▸ **Extracted material**
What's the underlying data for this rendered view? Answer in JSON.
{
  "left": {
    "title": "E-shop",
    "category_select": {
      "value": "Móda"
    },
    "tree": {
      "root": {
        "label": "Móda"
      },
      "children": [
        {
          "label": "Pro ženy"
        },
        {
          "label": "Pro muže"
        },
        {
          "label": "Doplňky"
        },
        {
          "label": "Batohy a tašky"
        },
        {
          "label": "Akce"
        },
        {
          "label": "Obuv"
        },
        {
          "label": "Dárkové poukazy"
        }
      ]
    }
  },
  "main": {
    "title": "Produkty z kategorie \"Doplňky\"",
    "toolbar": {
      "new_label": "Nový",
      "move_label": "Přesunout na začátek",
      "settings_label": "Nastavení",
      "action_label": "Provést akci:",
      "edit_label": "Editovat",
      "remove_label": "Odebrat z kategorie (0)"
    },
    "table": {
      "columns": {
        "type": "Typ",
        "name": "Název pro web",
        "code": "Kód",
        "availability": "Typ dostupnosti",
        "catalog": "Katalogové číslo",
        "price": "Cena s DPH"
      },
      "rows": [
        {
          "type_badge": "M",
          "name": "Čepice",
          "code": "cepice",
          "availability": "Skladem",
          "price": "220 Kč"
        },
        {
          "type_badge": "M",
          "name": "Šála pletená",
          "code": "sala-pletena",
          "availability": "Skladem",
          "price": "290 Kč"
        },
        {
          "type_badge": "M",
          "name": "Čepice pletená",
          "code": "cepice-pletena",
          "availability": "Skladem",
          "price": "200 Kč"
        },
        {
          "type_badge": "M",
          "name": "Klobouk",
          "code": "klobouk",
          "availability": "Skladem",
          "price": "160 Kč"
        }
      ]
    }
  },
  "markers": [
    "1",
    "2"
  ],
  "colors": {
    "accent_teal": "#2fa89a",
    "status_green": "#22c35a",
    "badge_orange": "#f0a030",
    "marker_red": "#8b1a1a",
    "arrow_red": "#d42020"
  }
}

▸ **Directions**
Reproduce each entry from the records above, character for character.

▸ **Complete response**
What's the underlying data for this rendered view? Answer in JSON.
{
  "left": {
    "title": "E-shop",
    "category_select": {
      "value": "Móda"
    },
    "tree": {
      "root": {
        "label": "Móda"
      },
      "children": [
        {
          "label": "Pro ženy"
        },
        {
          "label": "Pro muže"
        },
        {
          "label": "Doplňky"
        },
        {
          "label": "Batohy a tašky"
        },
        {
          "label": "Akce"
        },
        {
          "label": "Obuv"
        },
        {
          "label": "Dárkové poukazy"
        }
      ]
    }
  },
  "main": {
    "title": "Produkty z kategorie \"Doplňky\"",
    "toolbar": {
      "new_label": "Nový",
      "move_label": "Přesunout na začátek",
      "settings_label": "Nastavení",
      "action_label": "Provést akci:",
      "edit_label": "Editovat",
      "remove_label": "Odebrat z kategorie (0)"
    },
    "table": {
      "columns": {
        "type": "Typ",
        "name": "Název pro web",
        "code": "Kód",
        "availability": "Typ dostupnosti",
        "catalog": "Katalogové číslo",
        "price": "Cena s DPH"
      },
      "rows": [
        {
          "type_badge": "M",
          "name": "Čepice",
          "code": "cepice",
          "availability": "Skladem",
          "price": "220 Kč"
        },
        {
          "type_badge": "M",
          "name": "Šála pletená",
          "code": "sala-pletena",
          "availability": "Skladem",
          "price": "290 Kč"
        },
        {
          "type_badge": "M",
          "name": "Čepice pletená",
          "code": "cepice-pletena",
          "availability": "Skladem",
          "price": "200 Kč"
        },
        {
          "type_badge": "M",
          "name": "Klobouk",
          "code": "klobouk",
          "availability": "Skladem",
          "price": "160 Kč"
        }
      ]
    }
  },
  "markers": [
    "1",
    "2"
  ],
  "colors": {
    "accent_teal": "#2fa89a",
    "status_green": "#22c35a",
    "badge_orange": "#f0a030",
    "marker_red": "#8b1a1a",
    "arrow_red": "#d42020"
  }
}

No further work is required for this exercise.